Your goal |
Present the lines of the material below as a numbered list, skipping any blank lines and leaving the pictures out.

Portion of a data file
+--
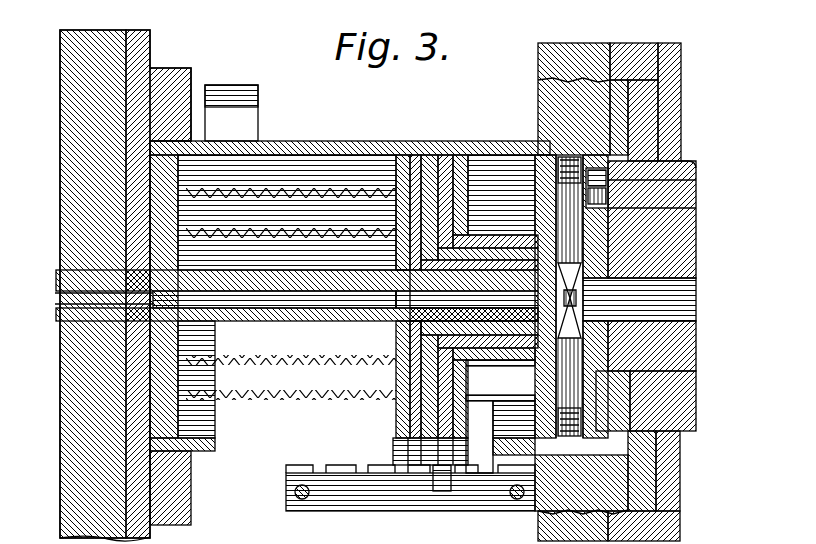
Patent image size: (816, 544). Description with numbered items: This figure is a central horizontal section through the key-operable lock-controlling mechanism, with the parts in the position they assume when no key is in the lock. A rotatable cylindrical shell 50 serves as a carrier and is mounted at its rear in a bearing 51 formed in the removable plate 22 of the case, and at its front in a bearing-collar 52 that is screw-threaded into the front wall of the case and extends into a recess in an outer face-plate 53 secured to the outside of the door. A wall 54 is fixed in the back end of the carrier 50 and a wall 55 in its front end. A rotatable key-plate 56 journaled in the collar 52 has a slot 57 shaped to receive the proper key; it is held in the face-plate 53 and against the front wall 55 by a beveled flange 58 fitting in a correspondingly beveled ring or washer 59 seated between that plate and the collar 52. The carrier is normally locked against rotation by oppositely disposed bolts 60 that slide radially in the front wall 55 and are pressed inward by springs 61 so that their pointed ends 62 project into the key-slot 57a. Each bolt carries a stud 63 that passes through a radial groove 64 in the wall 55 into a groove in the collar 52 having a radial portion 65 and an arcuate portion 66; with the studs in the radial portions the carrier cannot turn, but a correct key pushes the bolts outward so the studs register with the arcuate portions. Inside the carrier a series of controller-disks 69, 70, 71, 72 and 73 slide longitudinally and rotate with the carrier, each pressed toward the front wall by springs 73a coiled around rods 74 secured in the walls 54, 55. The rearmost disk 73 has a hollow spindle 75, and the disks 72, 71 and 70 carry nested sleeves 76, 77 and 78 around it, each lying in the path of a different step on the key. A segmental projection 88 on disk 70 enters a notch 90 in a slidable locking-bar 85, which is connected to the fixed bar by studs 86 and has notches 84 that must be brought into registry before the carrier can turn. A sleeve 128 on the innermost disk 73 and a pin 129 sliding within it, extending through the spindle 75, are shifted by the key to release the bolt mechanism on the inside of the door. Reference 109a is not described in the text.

The removable plate 22 is at (133, 510).
The rotatable cylindrical shell 50 is at (318, 133).
The bearing 51 is at (157, 443).
The bearing-collar 52 is at (535, 450).
The outer face-plate 53 is at (663, 133).
The wall 54 is at (153, 388).
The wall 55 is at (579, 330).
The rotatable key-plate 56 is at (680, 346).
The slot 57 is at (692, 280).
The key-slot 57a is at (580, 268).
The beveled flange 58 is at (672, 438).
The beveled ring or washer 59 is at (647, 467).
The bolts 60 is at (577, 238).
The springs 61 is at (565, 150).
The inner pointed ends 62 is at (600, 285).
The stud or lug 63 is at (603, 187).
The radial groove 64 is at (688, 158).
The radial portion 65 is at (655, 140).
The arcuate portion 66 is at (690, 172).
The controller-disk 69 is at (468, 150).
The controller-disk 70 is at (453, 157).
The controller-disk 71 is at (427, 160).
The controller-disk 72 is at (407, 158).
The rearmost controller-disk 73 is at (395, 155).
The springs 73a is at (262, 183).
The rods 74 is at (288, 222).
The hollow spindle 75 is at (405, 300).
The sleeve 76 is at (417, 307).
The sleeve 77 is at (383, 340).
The sleeve 78 is at (430, 317).
The notches 84 is at (348, 460).
The slidable locking-bar 85 is at (370, 495).
The studs 86 is at (288, 488).
The segmental projection 88 is at (435, 483).
The notch 90 is at (423, 480).
The cap 109a is at (231, 113).
The sleeve 128 is at (60, 296).
The pin 129 is at (60, 285).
+--
Solution to this exercise |
1. Patent image size: (816, 544). Description with numbered items: This figure is a central horizontal section through the key-operable lock-controlling mechanism, with the parts in the position they assume when no key is in the lock. A rotatable cylindrical shell 50 serves as a carrier and is mounted at its rear in a bearing 51 formed in the removable plate 22 of the case, and at its front in a bearing-collar 52 that is screw-threaded into the front wall of the case and extends into a recess in an outer face-plate 53 secured to the outside of the door. A wall 54 is fixed in the back end of the carrier 50 and a wall 55 in its front end. A rotatable key-plate 56 journaled in the collar 52 has a slot 57 shaped to receive the proper key; it is held in the face-plate 53 and against the front wall 55 by a beveled flange 58 fitting in a correspondingly beveled ring or washer 59 seated between that plate and the collar 52. The carrier is normally locked against rotation by oppositely disposed bolts 60 that slide radially in the front wall 55 and are pressed inward by springs 61 so that their pointed ends 62 project into the key-slot 57a. Each bolt carries a stud 63 that passes through a radial groove 64 in the wall 55 into a groove in the collar 52 having a radial portion 65 and an arcuate portion 66; with the studs in the radial portions the carrier cannot turn, but a correct key pushes the bolts outward so the studs register with the arcuate portions. Inside the carrier a series of controller-disks 69, 70, 71, 72 and 73 slide longitudinally and rotate with the carrier, each pressed toward the front wall by springs 73a coiled around rods 74 secured in the walls 54, 55. The rearmost disk 73 has a hollow spindle 75, and the disks 72, 71 and 70 carry nested sleeves 76, 77 and 78 around it, each lying in the path of a different step on the key. A segmental projection 88 on disk 70 enters a notch 90 in a slidable locking-bar 85, which is connected to the fixed bar by studs 86 and has notches 84 that must be brought into registry before the carrier can turn. A sleeve 128 on the innermost disk 73 and a pin 129 sliding within it, extending through the spindle 75, are shifted by the key to release the bolt mechanism on the inside of the door. Reference 109a is not described in the text.
2. The removable plate 22 is at (133, 510).
3. The rotatable cylindrical shell 50 is at (318, 133).
4. The bearing 51 is at (157, 443).
5. The bearing-collar 52 is at (535, 450).
6. The outer face-plate 53 is at (663, 133).
7. The wall 54 is at (153, 388).
8. The wall 55 is at (579, 330).
9. The rotatable key-plate 56 is at (680, 346).
10. The slot 57 is at (692, 280).
11. The key-slot 57a is at (580, 268).
12. The beveled flange 58 is at (672, 438).
13. The beveled ring or washer 59 is at (647, 467).
14. The bolts 60 is at (577, 238).
15. The springs 61 is at (565, 150).
16. The inner pointed ends 62 is at (600, 285).
17. The stud or lug 63 is at (603, 187).
18. The radial groove 64 is at (688, 158).
19. The radial portion 65 is at (655, 140).
20. The arcuate portion 66 is at (690, 172).
21. The controller-disk 69 is at (468, 150).
22. The controller-disk 70 is at (453, 157).
23. The controller-disk 71 is at (427, 160).
24. The controller-disk 72 is at (407, 158).
25. The rearmost controller-disk 73 is at (395, 155).
26. The springs 73a is at (262, 183).
27. The rods 74 is at (288, 222).
28. The hollow spindle 75 is at (405, 300).
29. The sleeve 76 is at (417, 307).
30. The sleeve 77 is at (383, 340).
31. The sleeve 78 is at (430, 317).
32. The notches 84 is at (348, 460).
33. The slidable locking-bar 85 is at (370, 495).
34. The studs 86 is at (288, 488).
35. The segmental projection 88 is at (435, 483).
36. The notch 90 is at (423, 480).
37. The cap 109a is at (231, 113).
38. The sleeve 128 is at (60, 296).
39. The pin 129 is at (60, 285).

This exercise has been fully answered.